Count every line below in which "triangle" occurs, then give only the count.

■ ■ ■ ■ ■

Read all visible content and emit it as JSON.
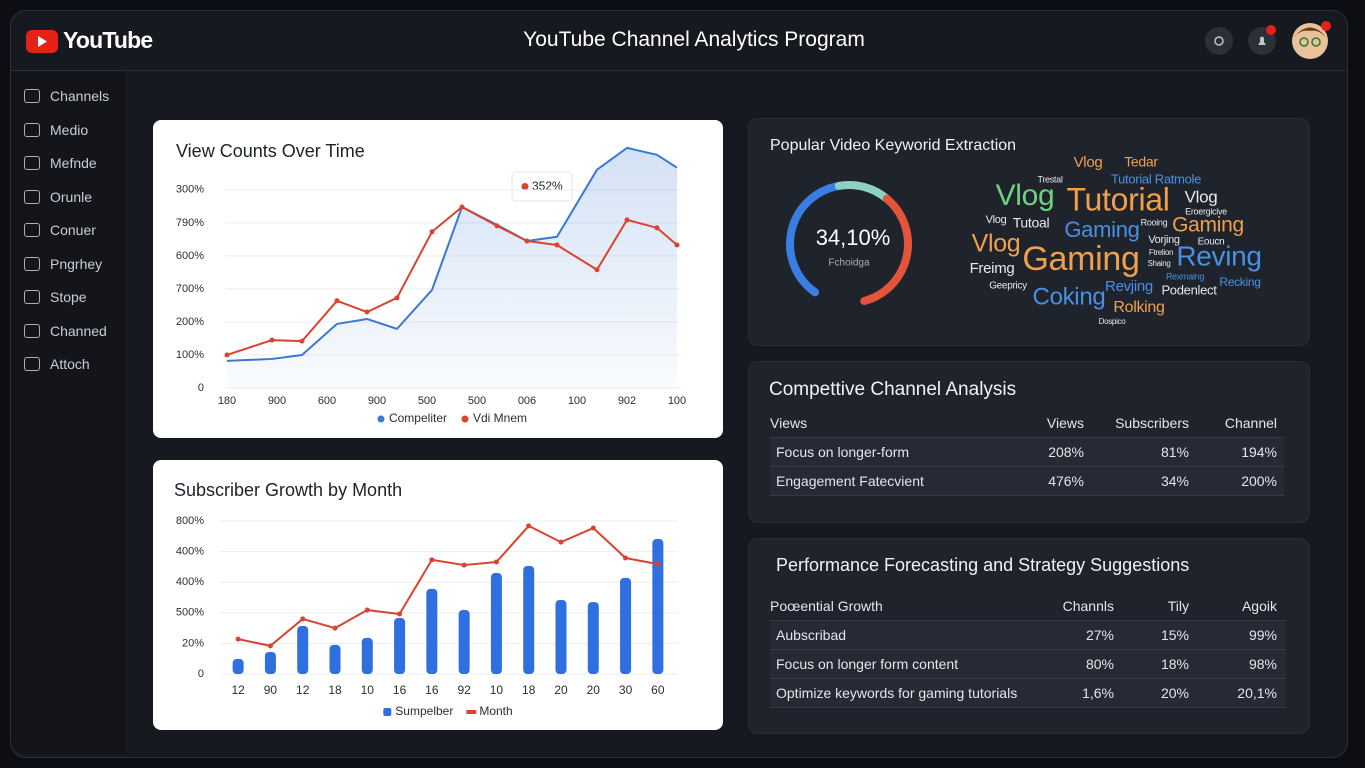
{
  "header": {
    "logo": "YouTube",
    "title": "YouTube Channel Analytics Program"
  },
  "sidebar": {
    "items": [
      "Channels",
      "Medio",
      "Mefnde",
      "Orunle",
      "Conuer",
      "Pngrhey",
      "Stope",
      "Channed",
      "Attoch"
    ]
  },
  "chart_data": [
    {
      "type": "line",
      "title": "View Counts Over Time",
      "annotation": "352%",
      "x": [
        0,
        0.9,
        1.5,
        2.2,
        2.8,
        3.4,
        4.1,
        4.7,
        5.4,
        6,
        6.6,
        7.4,
        8,
        8.6,
        9
      ],
      "xlim": [
        0,
        9
      ],
      "xticks": [
        {
          "value": 0,
          "label": "180"
        },
        {
          "value": 1,
          "label": "900"
        },
        {
          "value": 2,
          "label": "600"
        },
        {
          "value": 3,
          "label": "900"
        },
        {
          "value": 4,
          "label": "500"
        },
        {
          "value": 5,
          "label": "500"
        },
        {
          "value": 6,
          "label": "006"
        },
        {
          "value": 7,
          "label": "100"
        },
        {
          "value": 8,
          "label": "902"
        },
        {
          "value": 9,
          "label": "100"
        }
      ],
      "ylim": [
        0,
        760
      ],
      "yticks": [
        0,
        {
          "value": 100,
          "label": "100%"
        },
        {
          "value": 200,
          "label": "200%"
        },
        {
          "value": 300,
          "label": "700%"
        },
        {
          "value": 400,
          "label": "600%"
        },
        {
          "value": 500,
          "label": "790%"
        },
        {
          "value": 600,
          "label": "300%"
        }
      ],
      "grid": true,
      "legend": "bottom",
      "series": [
        {
          "name": "Compeliter",
          "color": "#3a78d4",
          "area": true,
          "values": [
            82,
            88,
            100,
            194,
            209,
            179,
            297,
            548,
            494,
            445,
            458,
            661,
            727,
            706,
            667
          ]
        },
        {
          "name": "Vdi Mnem",
          "color": "#d9432f",
          "area": false,
          "values": [
            100,
            145,
            142,
            264,
            230,
            273,
            473,
            548,
            491,
            445,
            433,
            358,
            509,
            485,
            433
          ]
        }
      ]
    },
    {
      "type": "bar",
      "title": "Subscriber Growth by Month",
      "categories": [
        "12",
        "90",
        "12",
        "18",
        "10",
        "16",
        "16",
        "92",
        "10",
        "18",
        "20",
        "20",
        "30",
        "60"
      ],
      "ylim": [
        0,
        500
      ],
      "yticks": [
        0,
        {
          "value": 100,
          "label": "20%"
        },
        {
          "value": 200,
          "label": "500%"
        },
        {
          "value": 300,
          "label": "400%"
        },
        {
          "value": 400,
          "label": "400%"
        },
        {
          "value": 500,
          "label": "800%"
        }
      ],
      "grid": true,
      "legend": "bottom",
      "series": [
        {
          "name": "Sumpelber",
          "color": "#2f6fe0",
          "type": "bar",
          "values": [
            49,
            72,
            157,
            95,
            118,
            183,
            278,
            209,
            330,
            353,
            242,
            235,
            314,
            441
          ]
        },
        {
          "name": "Month",
          "color": "#d9432f",
          "type": "line",
          "values": [
            114,
            92,
            180,
            150,
            209,
            196,
            373,
            356,
            366,
            484,
            431,
            477,
            379,
            359
          ]
        }
      ]
    }
  ],
  "keywords": {
    "title": "Popular Video Keyworid Extraction",
    "gauge_label": "34,10%",
    "gauge_caption": "Fchoidga",
    "words": [
      "Vlog",
      "Tedar",
      "Trestal",
      "Tutorial Ratmole",
      "Vlog",
      "Tutorial",
      "Vlog",
      "Eroergicive",
      "Vlog",
      "Tutoal",
      "Gaming",
      "Rooing",
      "Gaming",
      "Vorjing",
      "Eoucn",
      "Vlog",
      "Gaming",
      "Reving",
      "Freimg",
      "Ftrelion",
      "Shaing",
      "Rexmaing",
      "Recking",
      "Geepricy",
      "Revjing",
      "Podenlect",
      "Coking",
      "Rolking",
      "Dospico"
    ]
  },
  "competitive": {
    "title": "Compettive Channel Analysis",
    "columns": [
      "Views",
      "Views",
      "Subscribers",
      "Channel"
    ],
    "rows": [
      [
        "Focus on longer-form",
        "208%",
        "81%",
        "194%"
      ],
      [
        "Engagement Fatecvient",
        "476%",
        "34%",
        "200%"
      ]
    ]
  },
  "forecast": {
    "title": "Performance Forecasting and Strategy Suggestions",
    "columns": [
      "Poœential Growth",
      "Channls",
      "Tily",
      "Agoik"
    ],
    "rows": [
      [
        "Aubscribad",
        "27%",
        "15%",
        "99%"
      ],
      [
        "Focus on longer form content",
        "80%",
        "18%",
        "98%"
      ],
      [
        "Optimize keywords for gaming tutorials",
        "1,6%",
        "20%",
        "20,1%"
      ]
    ]
  }
}
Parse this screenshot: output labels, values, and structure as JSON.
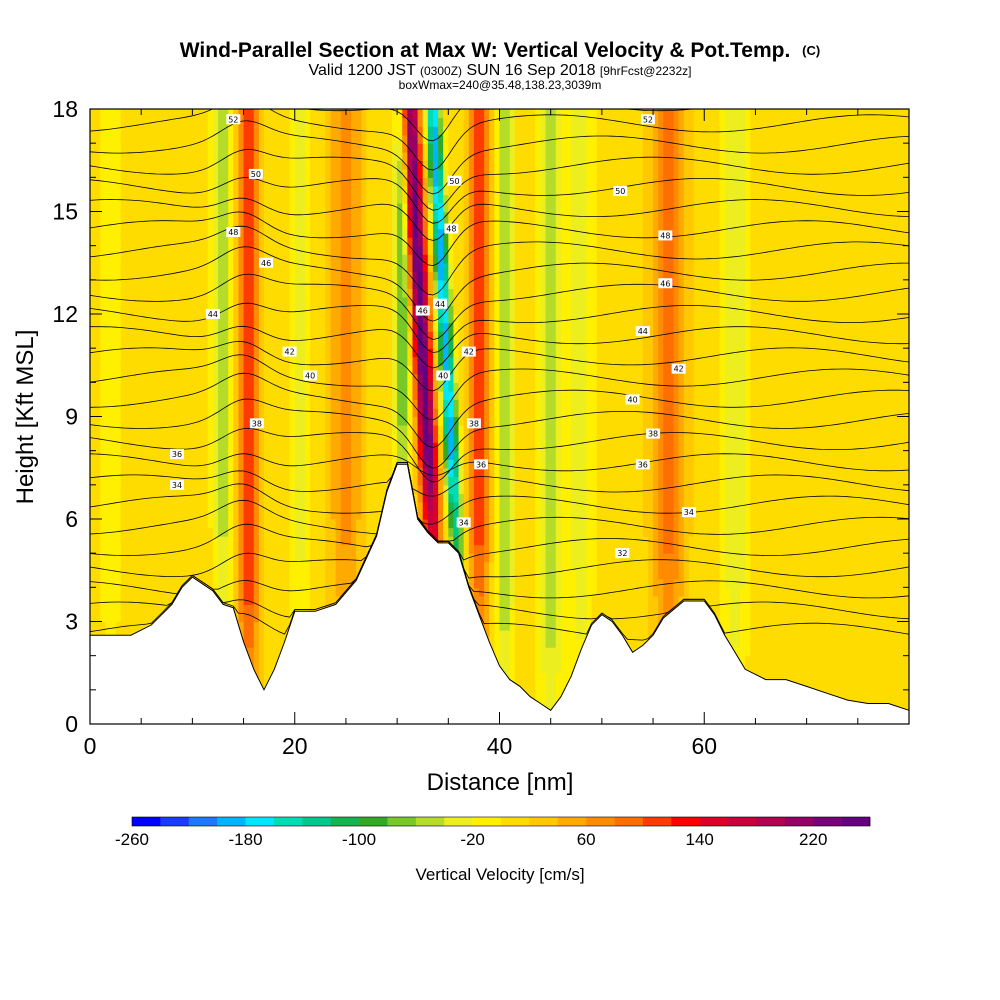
{
  "chart_data": {
    "type": "heatmap",
    "title": "Wind-Parallel Section at Max W: Vertical Velocity & Pot.Temp.",
    "title_mark": "(C)",
    "subtitle": {
      "valid": "Valid 1200 JST",
      "utc": "(0300Z)",
      "date": "SUN 16 Sep 2018",
      "fcst": "[9hrFcst@2232z]"
    },
    "box_info": "boxWmax=240@35.48,138.23,3039m",
    "xlabel": "Distance [nm]",
    "ylabel": "Height [Kft MSL]",
    "xlim": [
      0,
      80
    ],
    "ylim": [
      0,
      18
    ],
    "x_ticks": [
      "0",
      "20",
      "40",
      "60"
    ],
    "y_ticks": [
      "0",
      "3",
      "6",
      "9",
      "12",
      "15",
      "18"
    ],
    "colorbar": {
      "label": "Vertical Velocity [cm/s]",
      "tick_labels": [
        "-260",
        "-180",
        "-100",
        "-20",
        "60",
        "140",
        "220"
      ],
      "min": -260,
      "max": 260,
      "step": 20,
      "colors": [
        "#0000ff",
        "#1a3cff",
        "#1e78ff",
        "#00b4ff",
        "#00e6ff",
        "#00dcb4",
        "#00c88c",
        "#14b450",
        "#32aa28",
        "#78c828",
        "#b4dc28",
        "#ecee20",
        "#fff000",
        "#ffdc00",
        "#ffc800",
        "#ffaa00",
        "#ff8c00",
        "#ff6e00",
        "#ff3c00",
        "#ff0000",
        "#dc0028",
        "#c8003c",
        "#b40050",
        "#960064",
        "#780078",
        "#64007f"
      ]
    },
    "terrain": [
      [
        0,
        2.6
      ],
      [
        2,
        2.6
      ],
      [
        4,
        2.6
      ],
      [
        6,
        2.9
      ],
      [
        8,
        3.5
      ],
      [
        9,
        4
      ],
      [
        10,
        4.3
      ],
      [
        11,
        4.1
      ],
      [
        12,
        3.9
      ],
      [
        13,
        3.5
      ],
      [
        14,
        3.4
      ],
      [
        15,
        2.4
      ],
      [
        16,
        1.6
      ],
      [
        17,
        1.0
      ],
      [
        18,
        1.6
      ],
      [
        19,
        2.4
      ],
      [
        20,
        3.3
      ],
      [
        22,
        3.3
      ],
      [
        24,
        3.5
      ],
      [
        26,
        4.2
      ],
      [
        28,
        5.5
      ],
      [
        29,
        6.8
      ],
      [
        30,
        7.6
      ],
      [
        31,
        7.6
      ],
      [
        32,
        6.0
      ],
      [
        33,
        5.6
      ],
      [
        34,
        5.3
      ],
      [
        35,
        5.3
      ],
      [
        36,
        5.0
      ],
      [
        37,
        4.0
      ],
      [
        38,
        3.2
      ],
      [
        39,
        2.4
      ],
      [
        40,
        1.7
      ],
      [
        41,
        1.3
      ],
      [
        42,
        1.1
      ],
      [
        43,
        0.8
      ],
      [
        44,
        0.6
      ],
      [
        45,
        0.4
      ],
      [
        46,
        0.8
      ],
      [
        47,
        1.4
      ],
      [
        48,
        2.2
      ],
      [
        49,
        2.9
      ],
      [
        50,
        3.2
      ],
      [
        51,
        3.0
      ],
      [
        52,
        2.6
      ],
      [
        53,
        2.1
      ],
      [
        54,
        2.3
      ],
      [
        55,
        2.6
      ],
      [
        56,
        3.1
      ],
      [
        58,
        3.6
      ],
      [
        60,
        3.6
      ],
      [
        61,
        3.2
      ],
      [
        62,
        2.6
      ],
      [
        63,
        2.1
      ],
      [
        64,
        1.6
      ],
      [
        66,
        1.3
      ],
      [
        68,
        1.3
      ],
      [
        70,
        1.1
      ],
      [
        72,
        0.9
      ],
      [
        74,
        0.7
      ],
      [
        76,
        0.6
      ],
      [
        78,
        0.6
      ],
      [
        80,
        0.4
      ]
    ],
    "updrafts": [
      {
        "x": 33,
        "peak": 240,
        "width": 0.9
      },
      {
        "x": 15.5,
        "peak": 110,
        "width": 1.0
      },
      {
        "x": 38,
        "peak": 100,
        "width": 1.0
      },
      {
        "x": 56.5,
        "peak": 80,
        "width": 1.5
      },
      {
        "x": 25,
        "peak": 60,
        "width": 1.5
      }
    ],
    "downdrafts": [
      {
        "x": 35.3,
        "peak": -200,
        "width": 0.7
      },
      {
        "x": 30.5,
        "peak": -100,
        "width": 0.8
      },
      {
        "x": 13,
        "peak": -60,
        "width": 1.0
      },
      {
        "x": 40.5,
        "peak": -70,
        "width": 0.9
      },
      {
        "x": 48,
        "peak": -50,
        "width": 1.1
      },
      {
        "x": 45,
        "peak": -60,
        "width": 1.2
      },
      {
        "x": 63,
        "peak": -50,
        "width": 1.3
      },
      {
        "x": 20.5,
        "peak": -40,
        "width": 1.0
      },
      {
        "x": 2,
        "peak": -30,
        "width": 1.0
      }
    ],
    "isentrope_labels": [
      {
        "x": 14,
        "y": 17.7,
        "text": "52"
      },
      {
        "x": 54.5,
        "y": 17.7,
        "text": "52"
      },
      {
        "x": 16.2,
        "y": 16.1,
        "text": "50"
      },
      {
        "x": 51.8,
        "y": 15.6,
        "text": "50"
      },
      {
        "x": 35.6,
        "y": 15.9,
        "text": "50"
      },
      {
        "x": 14,
        "y": 14.4,
        "text": "48"
      },
      {
        "x": 56.2,
        "y": 14.3,
        "text": "48"
      },
      {
        "x": 35.3,
        "y": 14.5,
        "text": "48"
      },
      {
        "x": 17.2,
        "y": 13.5,
        "text": "46"
      },
      {
        "x": 56.2,
        "y": 12.9,
        "text": "46"
      },
      {
        "x": 12,
        "y": 12.0,
        "text": "44"
      },
      {
        "x": 34.2,
        "y": 12.3,
        "text": "44"
      },
      {
        "x": 54,
        "y": 11.5,
        "text": "44"
      },
      {
        "x": 32.5,
        "y": 12.1,
        "text": "46"
      },
      {
        "x": 19.5,
        "y": 10.9,
        "text": "42"
      },
      {
        "x": 37,
        "y": 10.9,
        "text": "42"
      },
      {
        "x": 57.5,
        "y": 10.4,
        "text": "42"
      },
      {
        "x": 21.5,
        "y": 10.2,
        "text": "40"
      },
      {
        "x": 34.5,
        "y": 10.2,
        "text": "40"
      },
      {
        "x": 53,
        "y": 9.5,
        "text": "40"
      },
      {
        "x": 16.3,
        "y": 8.8,
        "text": "38"
      },
      {
        "x": 37.5,
        "y": 8.8,
        "text": "38"
      },
      {
        "x": 55,
        "y": 8.5,
        "text": "38"
      },
      {
        "x": 8.5,
        "y": 7.9,
        "text": "36"
      },
      {
        "x": 38.2,
        "y": 7.6,
        "text": "36"
      },
      {
        "x": 54,
        "y": 7.6,
        "text": "36"
      },
      {
        "x": 8.5,
        "y": 7.0,
        "text": "34"
      },
      {
        "x": 36.5,
        "y": 5.9,
        "text": "34"
      },
      {
        "x": 58.5,
        "y": 6.2,
        "text": "34"
      },
      {
        "x": 52,
        "y": 5.0,
        "text": "32"
      }
    ]
  }
}
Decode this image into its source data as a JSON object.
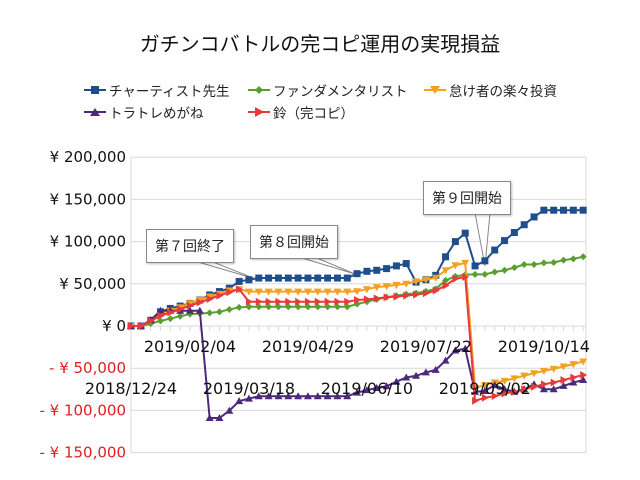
{
  "chart_data": {
    "type": "line",
    "title": "ガチンコバトルの完コピ運用の実現損益",
    "xlabel": "",
    "ylabel": "",
    "ylim": [
      -150000,
      200000
    ],
    "yticks": [
      200000,
      150000,
      100000,
      50000,
      0,
      -50000,
      -100000,
      -150000
    ],
    "ytick_labels": [
      "¥ 200,000",
      "¥ 150,000",
      "¥ 100,000",
      "¥ 50,000",
      "¥ 0",
      "- ¥ 50,000",
      "- ¥ 100,000",
      "- ¥ 150,000"
    ],
    "negative_label_color": "#e02020",
    "grid": true,
    "legend_placement": "top",
    "x_tick_labels": [
      "2018/12/24",
      "2019/02/04",
      "2019/03/18",
      "2019/04/29",
      "2019/06/10",
      "2019/07/22",
      "2019/09/02",
      "2019/10/14"
    ],
    "x": [
      "2018/12/24",
      "2018/12/31",
      "2019/01/07",
      "2019/01/14",
      "2019/01/21",
      "2019/01/28",
      "2019/02/04",
      "2019/02/11",
      "2019/02/18",
      "2019/02/25",
      "2019/03/04",
      "2019/03/11",
      "2019/03/18",
      "2019/03/25",
      "2019/04/01",
      "2019/04/08",
      "2019/04/15",
      "2019/04/22",
      "2019/04/29",
      "2019/05/06",
      "2019/05/13",
      "2019/05/20",
      "2019/05/27",
      "2019/06/03",
      "2019/06/10",
      "2019/06/17",
      "2019/06/24",
      "2019/07/01",
      "2019/07/08",
      "2019/07/15",
      "2019/07/22",
      "2019/07/29",
      "2019/08/05",
      "2019/08/12",
      "2019/08/19",
      "2019/08/26",
      "2019/09/02",
      "2019/09/09",
      "2019/09/16",
      "2019/09/23",
      "2019/09/30",
      "2019/10/07",
      "2019/10/14",
      "2019/10/21",
      "2019/10/28",
      "2019/11/04",
      "2019/11/11"
    ],
    "series": [
      {
        "name": "チャーティスト先生",
        "color": "#1f4e8c",
        "marker": "square",
        "values": [
          0,
          0,
          6800,
          16800,
          20800,
          23600,
          26800,
          30800,
          36800,
          40800,
          44800,
          52800,
          54800,
          56800,
          56800,
          56800,
          56800,
          56800,
          56800,
          56800,
          56800,
          56800,
          56800,
          62000,
          64800,
          66000,
          68000,
          71200,
          74000,
          52000,
          54800,
          60000,
          82000,
          100000,
          110000,
          71200,
          77200,
          90000,
          101200,
          110800,
          120000,
          129200,
          137200,
          137200,
          137200,
          137200,
          137200
        ]
      },
      {
        "name": "ファンダメンタリスト",
        "color": "#5a9e2f",
        "marker": "diamond",
        "values": [
          0,
          0,
          2800,
          6000,
          8800,
          11600,
          14000,
          14800,
          15600,
          16800,
          19600,
          22000,
          22800,
          22800,
          22800,
          22800,
          22800,
          22800,
          22800,
          22800,
          22800,
          22800,
          22800,
          26000,
          28800,
          31600,
          34000,
          36000,
          37600,
          39000,
          41000,
          44000,
          54000,
          58800,
          60800,
          61200,
          61200,
          64000,
          66000,
          69200,
          72800,
          72800,
          74800,
          75200,
          78000,
          79600,
          82000
        ]
      },
      {
        "name": "怠け者の楽々投資",
        "color": "#f5a020",
        "marker": "triangle-down",
        "values": [
          0,
          0,
          6000,
          13000,
          18000,
          22000,
          27000,
          31000,
          35000,
          38000,
          42000,
          43600,
          40800,
          40800,
          40800,
          40800,
          40800,
          40800,
          40800,
          40800,
          40800,
          40800,
          40800,
          41200,
          43600,
          46000,
          47200,
          48800,
          50000,
          52800,
          54800,
          57200,
          66000,
          72000,
          74800,
          -73400,
          -70000,
          -66800,
          -65000,
          -62000,
          -58800,
          -56000,
          -53200,
          -50800,
          -48000,
          -45200,
          -42000
        ]
      },
      {
        "name": "トラトレめがね",
        "color": "#4b2a7a",
        "marker": "triangle-up",
        "values": [
          0,
          0,
          6800,
          18000,
          18000,
          18000,
          18000,
          18000,
          -109000,
          -109000,
          -100400,
          -89000,
          -86000,
          -83300,
          -83300,
          -83300,
          -83300,
          -83300,
          -83300,
          -83300,
          -83300,
          -83300,
          -83300,
          -79000,
          -76000,
          -73400,
          -71400,
          -66000,
          -61000,
          -59000,
          -55000,
          -52000,
          -41000,
          -29000,
          -27000,
          -78000,
          -77000,
          -70000,
          -75000,
          -78000,
          -75000,
          -69000,
          -75000,
          -75000,
          -71000,
          -67000,
          -64000
        ]
      },
      {
        "name": "鈴（完コピ）",
        "color": "#e83a3a",
        "marker": "triangle-right",
        "values": [
          0,
          0,
          6000,
          12000,
          16000,
          20000,
          24000,
          28000,
          32000,
          36000,
          40000,
          43600,
          28800,
          28800,
          28800,
          28800,
          28800,
          28800,
          28800,
          28800,
          28800,
          28800,
          28800,
          30800,
          31600,
          32800,
          34000,
          34800,
          36000,
          37200,
          38800,
          42000,
          48000,
          56000,
          58000,
          -88500,
          -85000,
          -83000,
          -80000,
          -78000,
          -75000,
          -72000,
          -69000,
          -67000,
          -64000,
          -61000,
          -58000
        ]
      }
    ],
    "annotations": [
      {
        "text": "第７回終了",
        "x": "2019/03/25"
      },
      {
        "text": "第８回開始",
        "x": "2019/05/27"
      },
      {
        "text": "第９回開始",
        "x": "2019/09/02"
      }
    ]
  }
}
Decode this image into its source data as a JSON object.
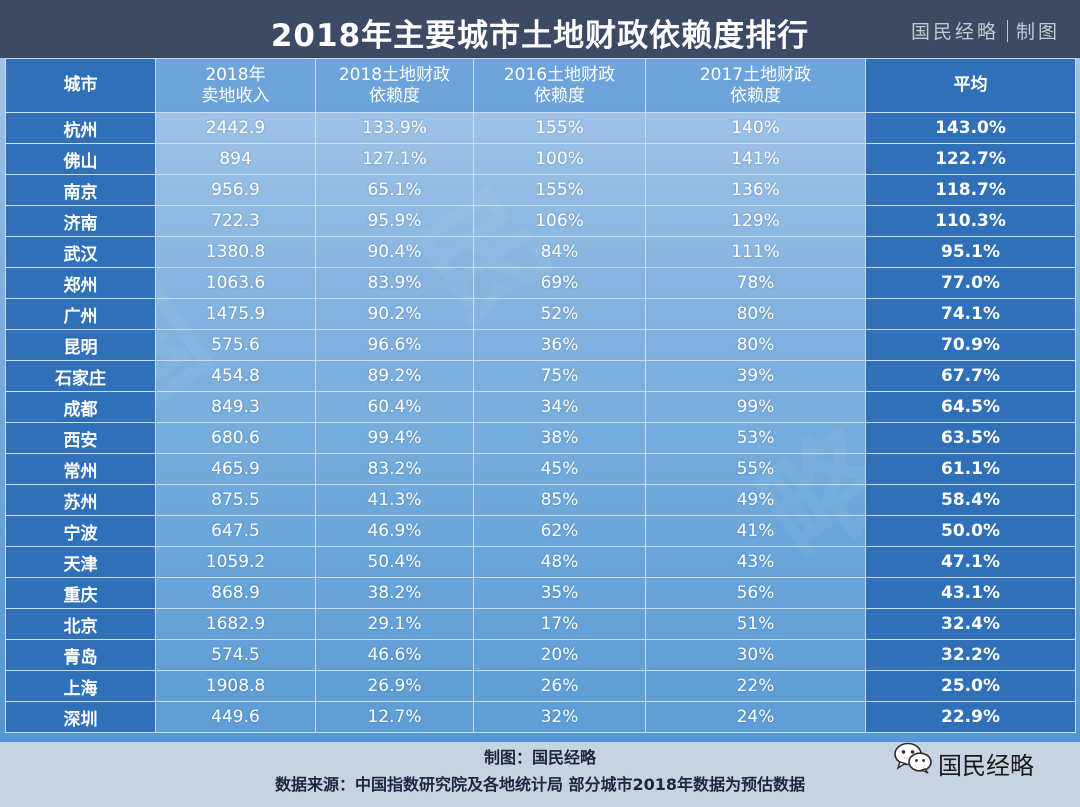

■ ■ ■ ■ ■

_FULL OUTPUT_
3